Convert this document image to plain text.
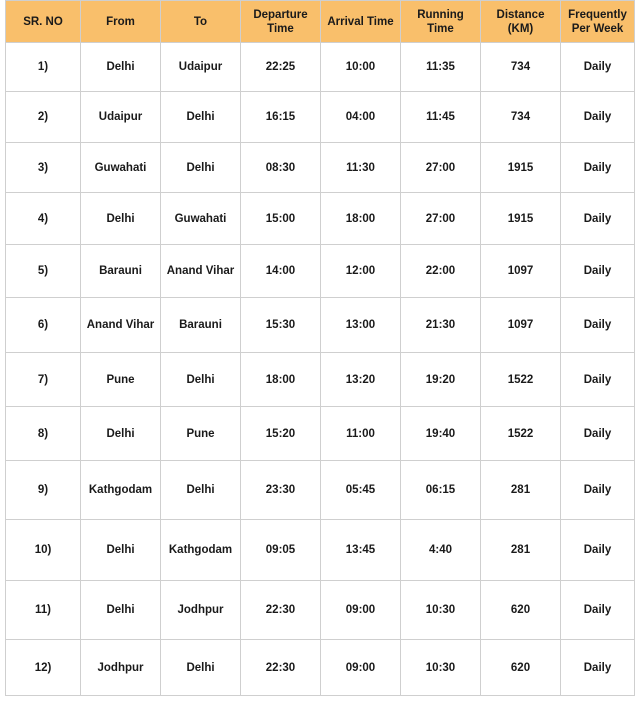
SR. NO	From	To	Departure Time	Arrival Time	Running Time	Distance (KM)	Frequently Per Week
1)	Delhi	Udaipur	22:25	10:00	11:35	734	Daily
2)	Udaipur	Delhi	16:15	04:00	11:45	734	Daily
3)	Guwahati	Delhi	08:30	11:30	27:00	1915	Daily
4)	Delhi	Guwahati	15:00	18:00	27:00	1915	Daily
5)	Barauni	Anand Vihar	14:00	12:00	22:00	1097	Daily
6)	Anand Vihar	Barauni	15:30	13:00	21:30	1097	Daily
7)	Pune	Delhi	18:00	13:20	19:20	1522	Daily
8)	Delhi	Pune	15:20	11:00	19:40	1522	Daily
9)	Kathgodam	Delhi	23:30	05:45	06:15	281	Daily
10)	Delhi	Kathgodam	09:05	13:45	4:40	281	Daily
11)	Delhi	Jodhpur	22:30	09:00	10:30	620	Daily
12)	Jodhpur	Delhi	22:30	09:00	10:30	620	Daily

### [EXERCISE]
In the material above, show every line where the word "Anand" turns up.

### [SOLUTION TO THE EXERCISE]
5)	Barauni	Anand Vihar	14:00	12:00	22:00	1097	Daily
6)	Anand Vihar	Barauni	15:30	13:00	21:30	1097	Daily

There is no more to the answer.